── RECORDS SHOWN

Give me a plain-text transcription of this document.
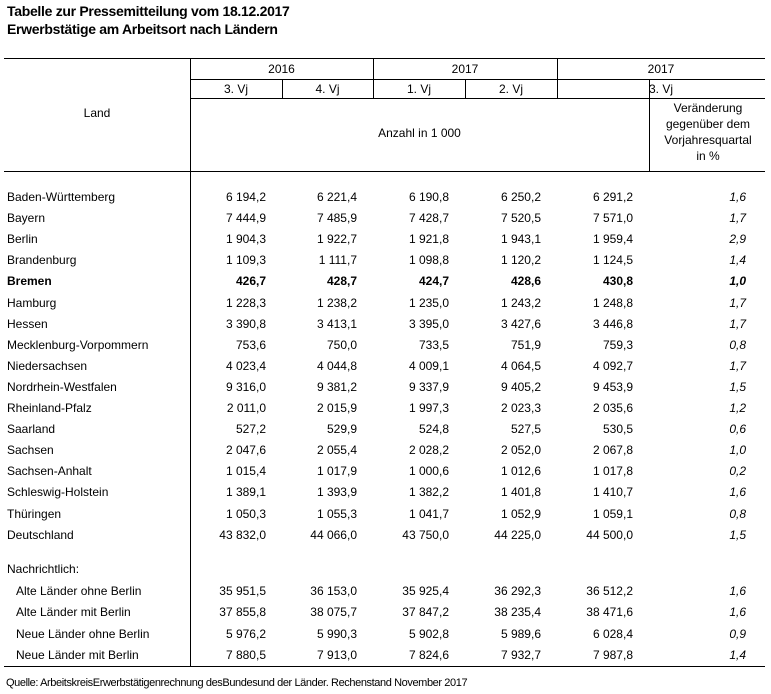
Tabelle zur Pressemitteilung vom 18.12.2017
Erwerbstätige am Arbeitsort nach Ländern
Land
2016	2017	2017
3. Vj	4. Vj	1. Vj	2. Vj	3. Vj
Anzahl in 1 000
Veränderung
gegenüber dem
Vorjahresquartal
in %
Baden-Württemberg	6 194,2	6 221,4	6 190,8	6 250,2	6 291,2	1,6
Bayern	7 444,9	7 485,9	7 428,7	7 520,5	7 571,0	1,7
Berlin	1 904,3	1 922,7	1 921,8	1 943,1	1 959,4	2,9
Brandenburg	1 109,3	1 111,7	1 098,8	1 120,2	1 124,5	1,4
Bremen	426,7	428,7	424,7	428,6	430,8	1,0
Hamburg	1 228,3	1 238,2	1 235,0	1 243,2	1 248,8	1,7
Hessen	3 390,8	3 413,1	3 395,0	3 427,6	3 446,8	1,7
Mecklenburg-Vorpommern	753,6	750,0	733,5	751,9	759,3	0,8
Niedersachsen	4 023,4	4 044,8	4 009,1	4 064,5	4 092,7	1,7
Nordrhein-Westfalen	9 316,0	9 381,2	9 337,9	9 405,2	9 453,9	1,5
Rheinland-Pfalz	2 011,0	2 015,9	1 997,3	2 023,3	2 035,6	1,2
Saarland	527,2	529,9	524,8	527,5	530,5	0,6
Sachsen	2 047,6	2 055,4	2 028,2	2 052,0	2 067,8	1,0
Sachsen-Anhalt	1 015,4	1 017,9	1 000,6	1 012,6	1 017,8	0,2
Schleswig-Holstein	1 389,1	1 393,9	1 382,2	1 401,8	1 410,7	1,6
Thüringen	1 050,3	1 055,3	1 041,7	1 052,9	1 059,1	0,8
Deutschland	43 832,0	44 066,0	43 750,0	44 225,0	44 500,0	1,5
Alte Länder ohne Berlin	35 951,5	36 153,0	35 925,4	36 292,3	36 512,2	1,6
Alte Länder mit Berlin	37 855,8	38 075,7	37 847,2	38 235,4	38 471,6	1,6
Neue Länder ohne Berlin	5 976,2	5 990,3	5 902,8	5 989,6	6 028,4	0,9
Neue Länder mit Berlin	7 880,5	7 913,0	7 824,6	7 932,7	7 987,8	1,4
Nachrichtlich:
Quelle: ArbeitskreisErwerbstätigenrechnung desBundesund der Länder. Rechenstand November 2017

────

◆ WHAT TO PRODUCE
Each line in the records above should be reproduced exactly; images are not copied.

◆ FULL SOLUTION
Give me a plain-text transcription of this document.
Tabelle zur Pressemitteilung vom 18.12.2017
Erwerbstätige am Arbeitsort nach Ländern
Land
2016	2017	2017
3. Vj	4. Vj	1. Vj	2. Vj	3. Vj
Anzahl in 1 000
Veränderung
gegenüber dem
Vorjahresquartal
in %
Baden-Württemberg	6 194,2	6 221,4	6 190,8	6 250,2	6 291,2	1,6
Bayern	7 444,9	7 485,9	7 428,7	7 520,5	7 571,0	1,7
Berlin	1 904,3	1 922,7	1 921,8	1 943,1	1 959,4	2,9
Brandenburg	1 109,3	1 111,7	1 098,8	1 120,2	1 124,5	1,4
Bremen	426,7	428,7	424,7	428,6	430,8	1,0
Hamburg	1 228,3	1 238,2	1 235,0	1 243,2	1 248,8	1,7
Hessen	3 390,8	3 413,1	3 395,0	3 427,6	3 446,8	1,7
Mecklenburg-Vorpommern	753,6	750,0	733,5	751,9	759,3	0,8
Niedersachsen	4 023,4	4 044,8	4 009,1	4 064,5	4 092,7	1,7
Nordrhein-Westfalen	9 316,0	9 381,2	9 337,9	9 405,2	9 453,9	1,5
Rheinland-Pfalz	2 011,0	2 015,9	1 997,3	2 023,3	2 035,6	1,2
Saarland	527,2	529,9	524,8	527,5	530,5	0,6
Sachsen	2 047,6	2 055,4	2 028,2	2 052,0	2 067,8	1,0
Sachsen-Anhalt	1 015,4	1 017,9	1 000,6	1 012,6	1 017,8	0,2
Schleswig-Holstein	1 389,1	1 393,9	1 382,2	1 401,8	1 410,7	1,6
Thüringen	1 050,3	1 055,3	1 041,7	1 052,9	1 059,1	0,8
Deutschland	43 832,0	44 066,0	43 750,0	44 225,0	44 500,0	1,5
Alte Länder ohne Berlin	35 951,5	36 153,0	35 925,4	36 292,3	36 512,2	1,6
Alte Länder mit Berlin	37 855,8	38 075,7	37 847,2	38 235,4	38 471,6	1,6
Neue Länder ohne Berlin	5 976,2	5 990,3	5 902,8	5 989,6	6 028,4	0,9
Neue Länder mit Berlin	7 880,5	7 913,0	7 824,6	7 932,7	7 987,8	1,4
Nachrichtlich:
Quelle: ArbeitskreisErwerbstätigenrechnung desBundesund der Länder. Rechenstand November 2017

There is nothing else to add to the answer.